BEGIN
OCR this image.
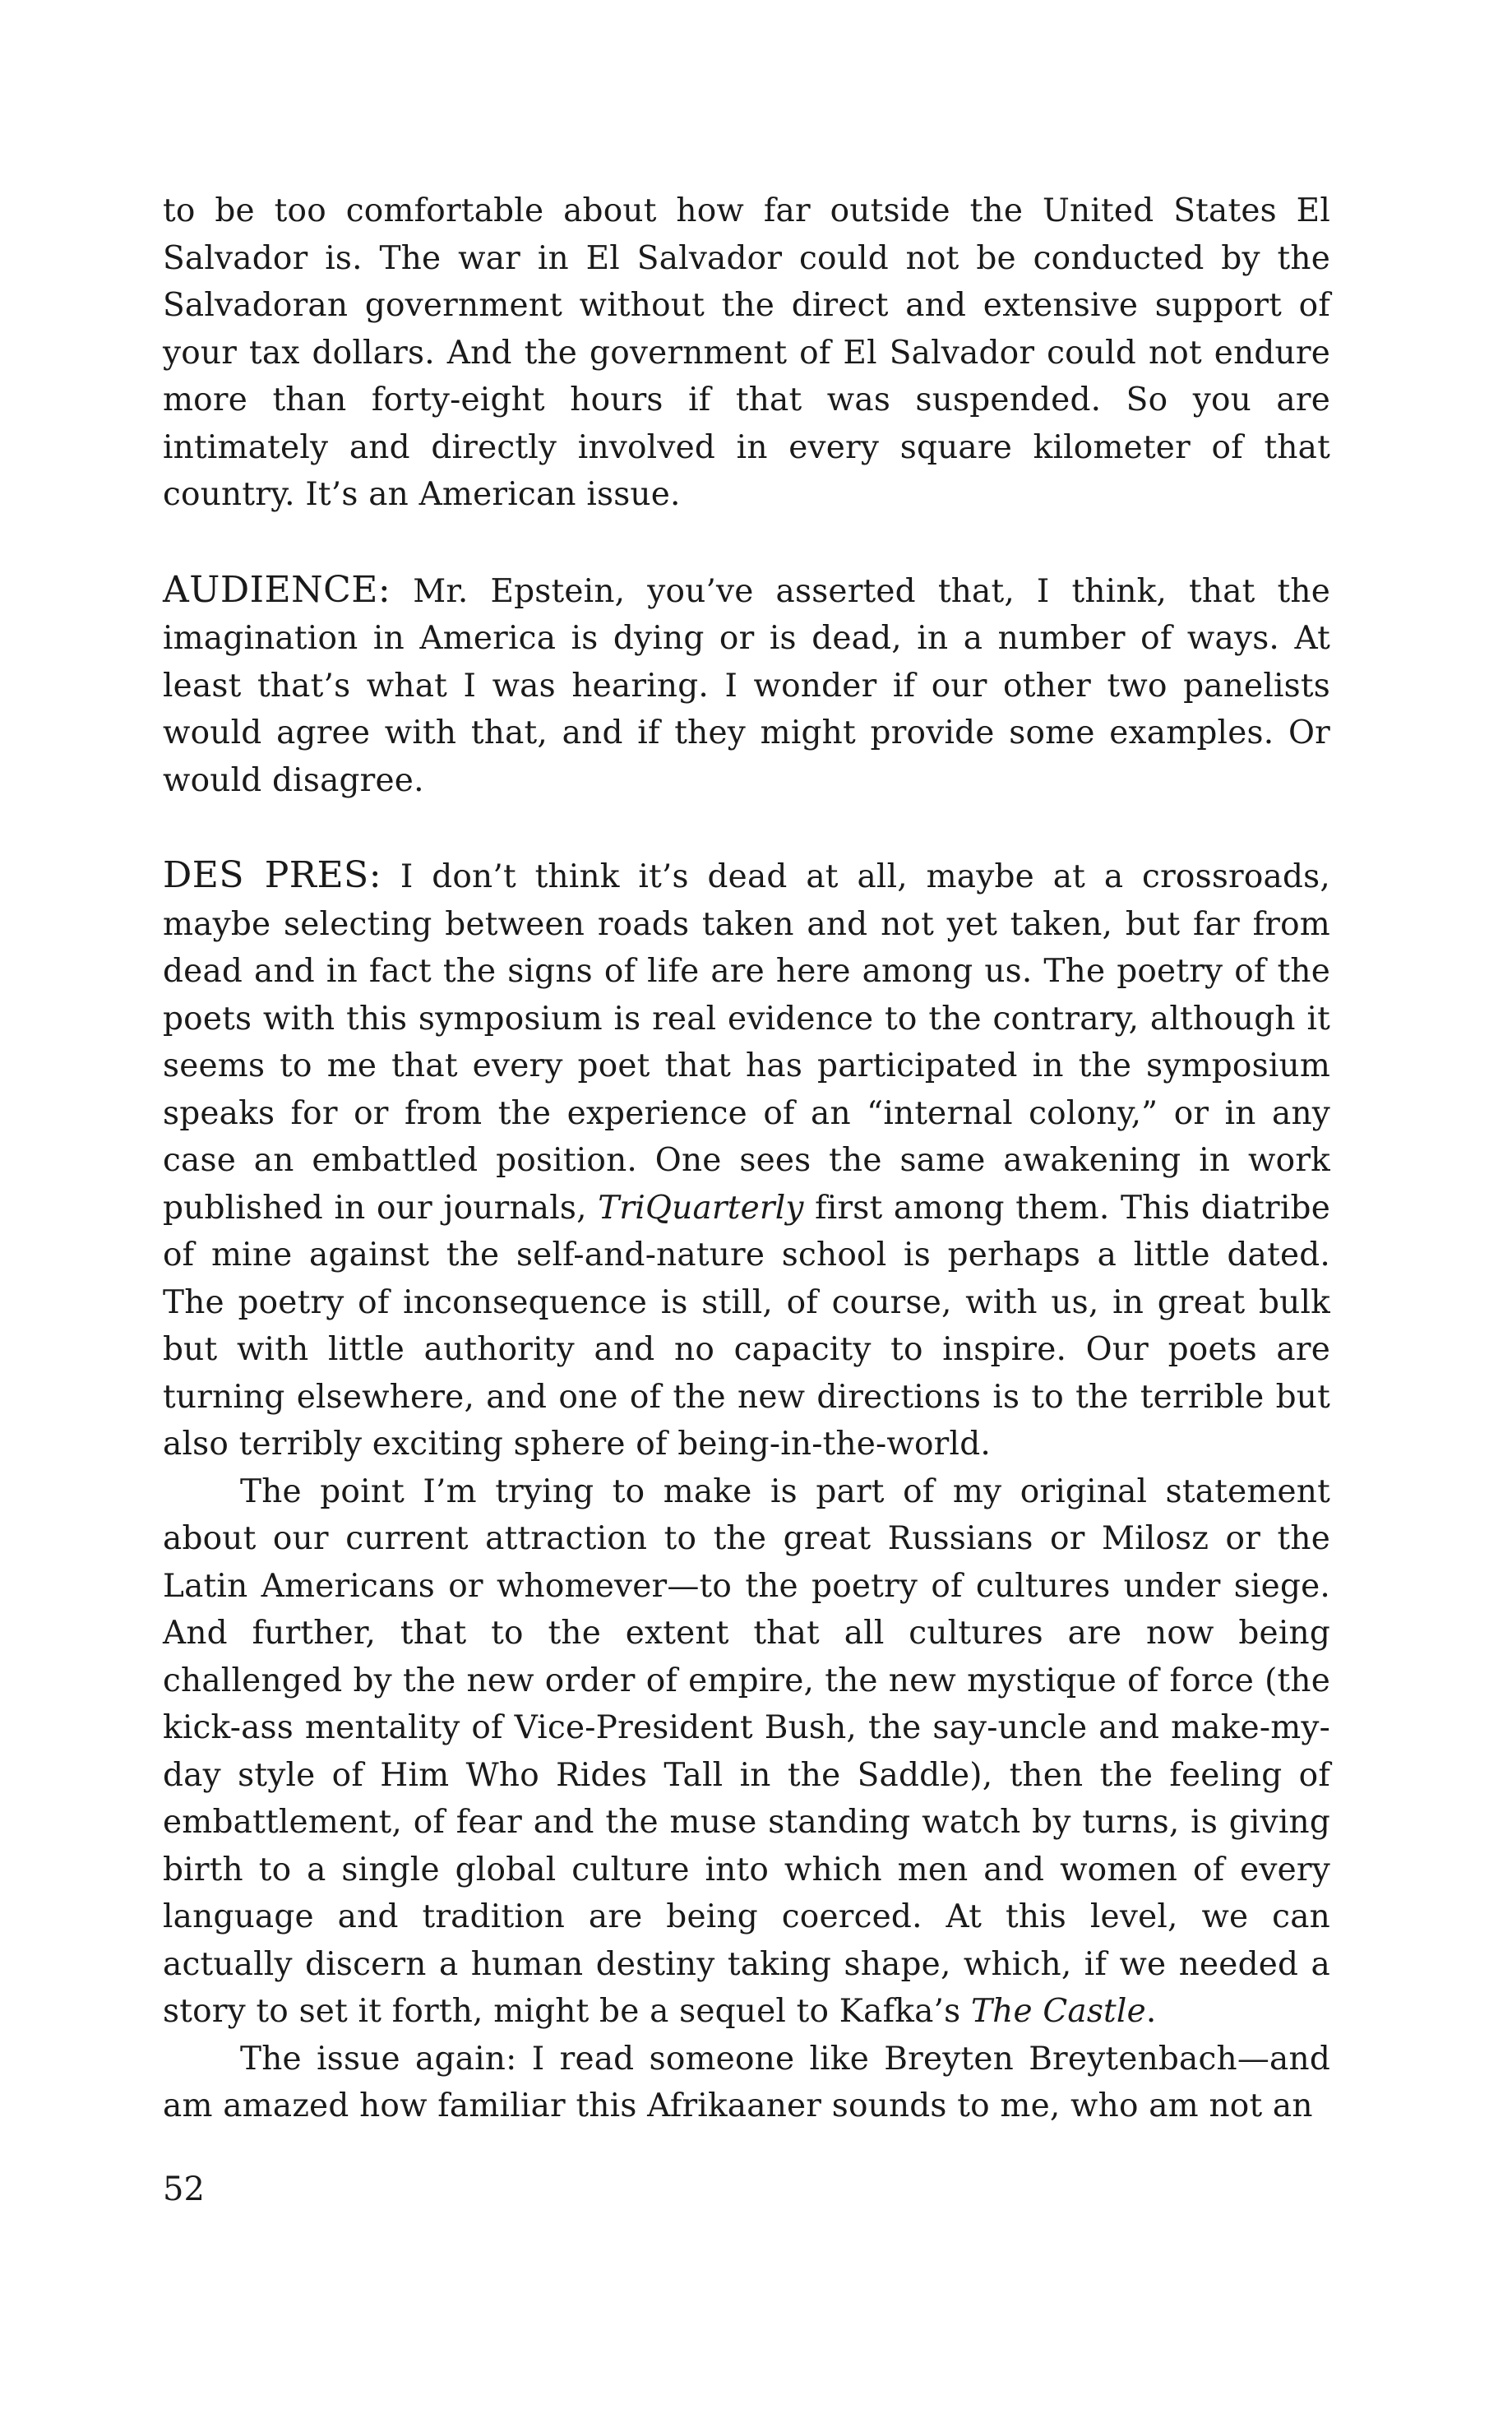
to be too comfortable about how far outside the United States El Salvador is. The war in El Salvador could not be conducted by the Salvadoran government without the direct and extensive support of your tax dollars. And the government of El Salvador could not endure more than forty-eight hours if that was suspended. So you are intimately and directly involved in every square kilometer of that country. It’s an American issue.

AUDIENCE: Mr. Epstein, you’ve asserted that, I think, that the imagination in America is dying or is dead, in a number of ways. At least that’s what I was hearing. I wonder if our other two panelists would agree with that, and if they might provide some examples. Or would disagree.

DES PRES: I don’t think it’s dead at all, maybe at a crossroads, maybe selecting between roads taken and not yet taken, but far from dead and in fact the signs of life are here among us. The poetry of the poets with this symposium is real evidence to the contrary, although it seems to me that every poet that has participated in the symposium speaks for or from the experience of an “internal colony,” or in any case an embattled position. One sees the same awakening in work published in our journals, TriQuarterly first among them. This diatribe of mine against the self-and-nature school is perhaps a little dated. The poetry of inconsequence is still, of course, with us, in great bulk but with little authority and no capacity to inspire. Our poets are turning elsewhere, and one of the new directions is to the terrible but also terribly exciting sphere of being-in-the-world.

The point I’m trying to make is part of my original statement about our current attraction to the great Russians or Milosz or the Latin Americans or whomever—to the poetry of cultures under siege. And further, that to the extent that all cultures are now being challenged by the new order of empire, the new mystique of force (the kick-ass mentality of Vice-President Bush, the say-uncle and make-my-day style of Him Who Rides Tall in the Saddle), then the feeling of embattlement, of fear and the muse standing watch by turns, is giving birth to a single global culture into which men and women of every language and tradition are being coerced. At this level, we can actually discern a human destiny taking shape, which, if we needed a story to set it forth, might be a sequel to Kafka’s The Castle.

The issue again: I read someone like Breyten Breytenbach—and am amazed how familiar this Afrikaaner sounds to me, who am not an

52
END
THE EXERCISE
Which lines of the data above contain "issue"? Copy each one.

ANSWER TO THE PROBLEM
to be too comfortable about how far outside the United States El Salvador is. The war in El Salvador could not be conducted by the Salvadoran government without the direct and extensive support of your tax dollars. And the government of El Salvador could not endure more than forty-eight hours if that was suspended. So you are intimately and directly involved in every square kilometer of that country. It’s an American issue.
The issue again: I read someone like Breyten Breytenbach—and am amazed how familiar this Afrikaaner sounds to me, who am not an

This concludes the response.